- STATED GOAL
Reproduce every entry exactly as shown.
### DATA ROWS
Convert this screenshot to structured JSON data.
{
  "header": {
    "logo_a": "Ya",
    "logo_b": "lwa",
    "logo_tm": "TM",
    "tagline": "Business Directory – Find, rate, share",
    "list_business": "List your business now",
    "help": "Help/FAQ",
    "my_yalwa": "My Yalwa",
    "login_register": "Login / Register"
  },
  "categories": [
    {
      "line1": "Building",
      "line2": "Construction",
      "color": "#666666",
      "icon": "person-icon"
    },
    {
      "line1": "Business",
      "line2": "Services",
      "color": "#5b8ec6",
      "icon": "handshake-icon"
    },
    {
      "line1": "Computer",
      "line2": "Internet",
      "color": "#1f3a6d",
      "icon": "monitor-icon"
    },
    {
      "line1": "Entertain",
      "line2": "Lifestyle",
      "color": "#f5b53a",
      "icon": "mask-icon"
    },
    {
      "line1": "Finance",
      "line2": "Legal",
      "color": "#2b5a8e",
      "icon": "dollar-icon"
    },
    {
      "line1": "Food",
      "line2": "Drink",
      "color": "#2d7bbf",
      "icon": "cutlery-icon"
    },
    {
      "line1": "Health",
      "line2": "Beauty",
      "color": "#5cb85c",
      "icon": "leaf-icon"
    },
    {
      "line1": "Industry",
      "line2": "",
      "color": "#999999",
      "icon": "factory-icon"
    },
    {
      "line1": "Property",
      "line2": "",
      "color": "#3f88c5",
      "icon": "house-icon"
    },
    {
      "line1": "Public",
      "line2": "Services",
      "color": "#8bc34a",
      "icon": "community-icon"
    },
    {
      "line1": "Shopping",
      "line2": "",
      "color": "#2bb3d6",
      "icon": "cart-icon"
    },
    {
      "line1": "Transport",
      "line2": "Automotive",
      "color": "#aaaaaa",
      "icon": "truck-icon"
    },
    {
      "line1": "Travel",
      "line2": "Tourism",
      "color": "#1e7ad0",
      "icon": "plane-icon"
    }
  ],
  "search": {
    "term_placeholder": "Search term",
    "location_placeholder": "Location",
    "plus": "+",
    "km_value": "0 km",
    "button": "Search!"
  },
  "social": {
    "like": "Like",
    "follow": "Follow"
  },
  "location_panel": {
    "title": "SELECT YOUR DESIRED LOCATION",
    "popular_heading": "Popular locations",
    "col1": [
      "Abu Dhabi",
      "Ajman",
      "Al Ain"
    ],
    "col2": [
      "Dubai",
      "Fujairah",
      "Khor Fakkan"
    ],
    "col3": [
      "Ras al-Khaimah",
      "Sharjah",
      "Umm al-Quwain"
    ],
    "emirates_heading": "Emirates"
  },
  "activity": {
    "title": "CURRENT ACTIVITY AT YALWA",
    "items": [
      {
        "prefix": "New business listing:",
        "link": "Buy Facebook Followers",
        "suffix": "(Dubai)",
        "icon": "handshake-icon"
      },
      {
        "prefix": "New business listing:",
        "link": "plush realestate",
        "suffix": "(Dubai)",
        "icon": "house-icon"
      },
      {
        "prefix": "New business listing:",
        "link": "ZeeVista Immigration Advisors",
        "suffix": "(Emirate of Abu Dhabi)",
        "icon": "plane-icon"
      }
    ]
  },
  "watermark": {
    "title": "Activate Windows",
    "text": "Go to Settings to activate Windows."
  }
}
######
- TASK ANSWER
Convert this screenshot to structured JSON data.
{
  "header": {
    "logo_a": "Ya",
    "logo_b": "lwa",
    "logo_tm": "TM",
    "tagline": "Business Directory – Find, rate, share",
    "list_business": "List your business now",
    "help": "Help/FAQ",
    "my_yalwa": "My Yalwa",
    "login_register": "Login / Register"
  },
  "categories": [
    {
      "line1": "Building",
      "line2": "Construction",
      "color": "#666666",
      "icon": "person-icon"
    },
    {
      "line1": "Business",
      "line2": "Services",
      "color": "#5b8ec6",
      "icon": "handshake-icon"
    },
    {
      "line1": "Computer",
      "line2": "Internet",
      "color": "#1f3a6d",
      "icon": "monitor-icon"
    },
    {
      "line1": "Entertain",
      "line2": "Lifestyle",
      "color": "#f5b53a",
      "icon": "mask-icon"
    },
    {
      "line1": "Finance",
      "line2": "Legal",
      "color": "#2b5a8e",
      "icon": "dollar-icon"
    },
    {
      "line1": "Food",
      "line2": "Drink",
      "color": "#2d7bbf",
      "icon": "cutlery-icon"
    },
    {
      "line1": "Health",
      "line2": "Beauty",
      "color": "#5cb85c",
      "icon": "leaf-icon"
    },
    {
      "line1": "Industry",
      "line2": "",
      "color": "#999999",
      "icon": "factory-icon"
    },
    {
      "line1": "Property",
      "line2": "",
      "color": "#3f88c5",
      "icon": "house-icon"
    },
    {
      "line1": "Public",
      "line2": "Services",
      "color": "#8bc34a",
      "icon": "community-icon"
    },
    {
      "line1": "Shopping",
      "line2": "",
      "color": "#2bb3d6",
      "icon": "cart-icon"
    },
    {
      "line1": "Transport",
      "line2": "Automotive",
      "color": "#aaaaaa",
      "icon": "truck-icon"
    },
    {
      "line1": "Travel",
      "line2": "Tourism",
      "color": "#1e7ad0",
      "icon": "plane-icon"
    }
  ],
  "search": {
    "term_placeholder": "Search term",
    "location_placeholder": "Location",
    "plus": "+",
    "km_value": "0 km",
    "button": "Search!"
  },
  "social": {
    "like": "Like",
    "follow": "Follow"
  },
  "location_panel": {
    "title": "SELECT YOUR DESIRED LOCATION",
    "popular_heading": "Popular locations",
    "col1": [
      "Abu Dhabi",
      "Ajman",
      "Al Ain"
    ],
    "col2": [
      "Dubai",
      "Fujairah",
      "Khor Fakkan"
    ],
    "col3": [
      "Ras al-Khaimah",
      "Sharjah",
      "Umm al-Quwain"
    ],
    "emirates_heading": "Emirates"
  },
  "activity": {
    "title": "CURRENT ACTIVITY AT YALWA",
    "items": [
      {
        "prefix": "New business listing:",
        "link": "Buy Facebook Followers",
        "suffix": "(Dubai)",
        "icon": "handshake-icon"
      },
      {
        "prefix": "New business listing:",
        "link": "plush realestate",
        "suffix": "(Dubai)",
        "icon": "house-icon"
      },
      {
        "prefix": "New business listing:",
        "link": "ZeeVista Immigration Advisors",
        "suffix": "(Emirate of Abu Dhabi)",
        "icon": "plane-icon"
      }
    ]
  },
  "watermark": {
    "title": "Activate Windows",
    "text": "Go to Settings to activate Windows."
  }
}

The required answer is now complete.